--- BEGIN RECORDS PROVIDED ---

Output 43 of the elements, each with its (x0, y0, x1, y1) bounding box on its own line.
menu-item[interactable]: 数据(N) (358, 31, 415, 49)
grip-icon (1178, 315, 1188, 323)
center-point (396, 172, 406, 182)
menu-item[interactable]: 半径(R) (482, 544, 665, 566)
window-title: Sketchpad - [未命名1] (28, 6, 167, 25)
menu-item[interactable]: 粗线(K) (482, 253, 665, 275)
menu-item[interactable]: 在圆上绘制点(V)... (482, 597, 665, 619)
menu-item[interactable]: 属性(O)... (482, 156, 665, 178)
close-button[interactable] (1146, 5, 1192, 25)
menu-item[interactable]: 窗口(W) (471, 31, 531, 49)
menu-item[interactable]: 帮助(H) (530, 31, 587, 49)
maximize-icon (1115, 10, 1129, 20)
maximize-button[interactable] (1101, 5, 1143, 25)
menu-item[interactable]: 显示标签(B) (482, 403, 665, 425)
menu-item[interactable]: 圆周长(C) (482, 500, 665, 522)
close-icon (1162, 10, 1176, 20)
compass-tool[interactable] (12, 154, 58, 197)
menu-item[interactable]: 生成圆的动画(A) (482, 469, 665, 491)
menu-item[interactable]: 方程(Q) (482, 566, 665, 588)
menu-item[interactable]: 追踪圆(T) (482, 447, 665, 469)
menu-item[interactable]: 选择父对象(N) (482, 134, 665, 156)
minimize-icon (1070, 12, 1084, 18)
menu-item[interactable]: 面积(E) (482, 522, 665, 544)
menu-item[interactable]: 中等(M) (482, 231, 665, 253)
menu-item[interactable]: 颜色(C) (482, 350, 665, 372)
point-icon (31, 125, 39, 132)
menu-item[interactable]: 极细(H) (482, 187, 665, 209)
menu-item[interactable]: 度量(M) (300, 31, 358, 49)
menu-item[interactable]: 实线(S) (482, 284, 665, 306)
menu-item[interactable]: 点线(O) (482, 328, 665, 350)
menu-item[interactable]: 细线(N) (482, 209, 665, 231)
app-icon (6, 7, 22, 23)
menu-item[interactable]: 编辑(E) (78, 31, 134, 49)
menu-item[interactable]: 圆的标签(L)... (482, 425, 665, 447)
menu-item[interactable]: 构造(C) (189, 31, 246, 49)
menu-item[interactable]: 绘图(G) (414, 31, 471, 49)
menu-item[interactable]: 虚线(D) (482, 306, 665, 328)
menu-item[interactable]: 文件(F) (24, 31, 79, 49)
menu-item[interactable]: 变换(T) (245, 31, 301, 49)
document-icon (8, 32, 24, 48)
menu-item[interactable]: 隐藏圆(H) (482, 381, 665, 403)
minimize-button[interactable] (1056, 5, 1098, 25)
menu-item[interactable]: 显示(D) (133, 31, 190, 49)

--- END RECORDS PROVIDED ---

■ **JOB**
Edit the records by replacing "menu-item" with "menu-entry" wherever it occurs, and leave everything else unchanged.

■ **EXERCISE SOLUTION**
Output 43 of the elements, each with its (x0, y0, x1, y1) bounding box on its own line.
menu-entry[interactable]: 数据(N) (358, 31, 415, 49)
grip-icon (1178, 315, 1188, 323)
center-point (396, 172, 406, 182)
menu-entry[interactable]: 半径(R) (482, 544, 665, 566)
window-title: Sketchpad - [未命名1] (28, 6, 167, 25)
menu-entry[interactable]: 粗线(K) (482, 253, 665, 275)
menu-entry[interactable]: 在圆上绘制点(V)... (482, 597, 665, 619)
menu-entry[interactable]: 属性(O)... (482, 156, 665, 178)
close-button[interactable] (1146, 5, 1192, 25)
menu-entry[interactable]: 窗口(W) (471, 31, 531, 49)
menu-entry[interactable]: 帮助(H) (530, 31, 587, 49)
maximize-icon (1115, 10, 1129, 20)
maximize-button[interactable] (1101, 5, 1143, 25)
menu-entry[interactable]: 显示标签(B) (482, 403, 665, 425)
menu-entry[interactable]: 圆周长(C) (482, 500, 665, 522)
close-icon (1162, 10, 1176, 20)
compass-tool[interactable] (12, 154, 58, 197)
menu-entry[interactable]: 生成圆的动画(A) (482, 469, 665, 491)
menu-entry[interactable]: 方程(Q) (482, 566, 665, 588)
menu-entry[interactable]: 追踪圆(T) (482, 447, 665, 469)
menu-entry[interactable]: 选择父对象(N) (482, 134, 665, 156)
minimize-icon (1070, 12, 1084, 18)
menu-entry[interactable]: 面积(E) (482, 522, 665, 544)
menu-entry[interactable]: 中等(M) (482, 231, 665, 253)
menu-entry[interactable]: 颜色(C) (482, 350, 665, 372)
point-icon (31, 125, 39, 132)
menu-entry[interactable]: 极细(H) (482, 187, 665, 209)
menu-entry[interactable]: 度量(M) (300, 31, 358, 49)
menu-entry[interactable]: 实线(S) (482, 284, 665, 306)
menu-entry[interactable]: 点线(O) (482, 328, 665, 350)
menu-entry[interactable]: 细线(N) (482, 209, 665, 231)
app-icon (6, 7, 22, 23)
menu-entry[interactable]: 编辑(E) (78, 31, 134, 49)
menu-entry[interactable]: 圆的标签(L)... (482, 425, 665, 447)
menu-entry[interactable]: 构造(C) (189, 31, 246, 49)
menu-entry[interactable]: 绘图(G) (414, 31, 471, 49)
menu-entry[interactable]: 虚线(D) (482, 306, 665, 328)
menu-entry[interactable]: 文件(F) (24, 31, 79, 49)
menu-entry[interactable]: 变换(T) (245, 31, 301, 49)
document-icon (8, 32, 24, 48)
menu-entry[interactable]: 隐藏圆(H) (482, 381, 665, 403)
minimize-button[interactable] (1056, 5, 1098, 25)
menu-entry[interactable]: 显示(D) (133, 31, 190, 49)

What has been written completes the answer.